- _TASK PROMPT_
Read the lines below. Copy out any that hold the string "périphérique".

** start of DATA TO USE **

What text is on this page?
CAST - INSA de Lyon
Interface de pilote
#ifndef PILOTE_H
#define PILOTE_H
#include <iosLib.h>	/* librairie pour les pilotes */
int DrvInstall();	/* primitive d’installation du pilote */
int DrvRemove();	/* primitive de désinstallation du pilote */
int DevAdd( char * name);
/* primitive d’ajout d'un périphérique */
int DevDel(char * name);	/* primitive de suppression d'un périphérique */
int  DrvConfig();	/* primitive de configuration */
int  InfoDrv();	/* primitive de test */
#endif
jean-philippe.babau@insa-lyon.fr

** end of DATA TO USE **

- _SOLUTION FOR THIS EXERCISE_
/* primitive d’ajout d'un périphérique */
int DevDel(char * name);	/* primitive de suppression d'un périphérique */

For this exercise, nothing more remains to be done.